Find and copy lines holding "predictions".

# DATASET ROWS
-- -- --

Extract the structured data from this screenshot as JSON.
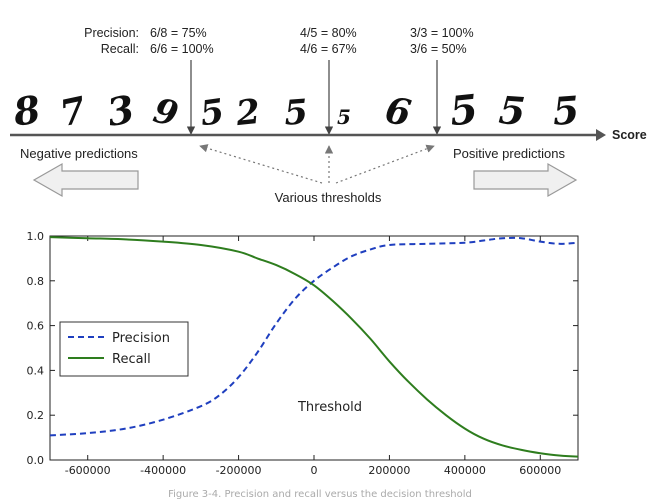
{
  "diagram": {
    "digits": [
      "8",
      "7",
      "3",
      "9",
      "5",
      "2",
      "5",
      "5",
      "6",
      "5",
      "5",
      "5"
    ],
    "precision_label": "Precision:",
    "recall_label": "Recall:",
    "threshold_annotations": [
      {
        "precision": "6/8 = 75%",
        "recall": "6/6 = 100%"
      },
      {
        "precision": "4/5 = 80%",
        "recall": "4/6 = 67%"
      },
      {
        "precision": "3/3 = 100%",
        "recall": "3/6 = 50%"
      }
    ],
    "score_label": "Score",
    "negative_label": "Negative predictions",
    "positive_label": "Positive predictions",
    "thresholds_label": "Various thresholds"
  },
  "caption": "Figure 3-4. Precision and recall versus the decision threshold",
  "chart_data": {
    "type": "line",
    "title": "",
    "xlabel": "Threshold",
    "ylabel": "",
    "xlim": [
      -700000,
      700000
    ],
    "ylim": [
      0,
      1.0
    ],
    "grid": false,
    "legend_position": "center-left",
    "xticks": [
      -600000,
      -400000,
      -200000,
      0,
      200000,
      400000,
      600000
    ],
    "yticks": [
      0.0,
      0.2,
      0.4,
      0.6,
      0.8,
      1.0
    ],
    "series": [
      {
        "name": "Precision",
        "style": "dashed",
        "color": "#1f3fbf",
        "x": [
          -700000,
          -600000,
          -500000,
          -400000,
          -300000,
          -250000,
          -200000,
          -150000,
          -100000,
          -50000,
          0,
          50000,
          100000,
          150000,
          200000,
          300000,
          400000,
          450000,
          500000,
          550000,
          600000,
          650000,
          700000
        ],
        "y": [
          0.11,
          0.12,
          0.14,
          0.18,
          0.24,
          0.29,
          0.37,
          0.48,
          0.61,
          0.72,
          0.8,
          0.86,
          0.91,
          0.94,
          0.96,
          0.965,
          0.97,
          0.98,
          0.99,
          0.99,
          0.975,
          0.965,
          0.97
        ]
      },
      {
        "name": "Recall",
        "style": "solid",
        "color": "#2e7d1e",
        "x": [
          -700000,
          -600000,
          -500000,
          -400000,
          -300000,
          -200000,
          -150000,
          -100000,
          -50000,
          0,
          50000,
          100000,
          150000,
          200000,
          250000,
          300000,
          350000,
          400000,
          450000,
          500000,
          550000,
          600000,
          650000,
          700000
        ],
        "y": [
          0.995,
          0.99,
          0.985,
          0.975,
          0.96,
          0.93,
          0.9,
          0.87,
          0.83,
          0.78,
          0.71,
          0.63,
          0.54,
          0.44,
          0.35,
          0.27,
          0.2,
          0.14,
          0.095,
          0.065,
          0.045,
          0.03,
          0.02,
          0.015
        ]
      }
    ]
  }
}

-- -- --

# CORRECT RESULT
    "negative_label": "Negative predictions",
    "positive_label": "Positive predictions",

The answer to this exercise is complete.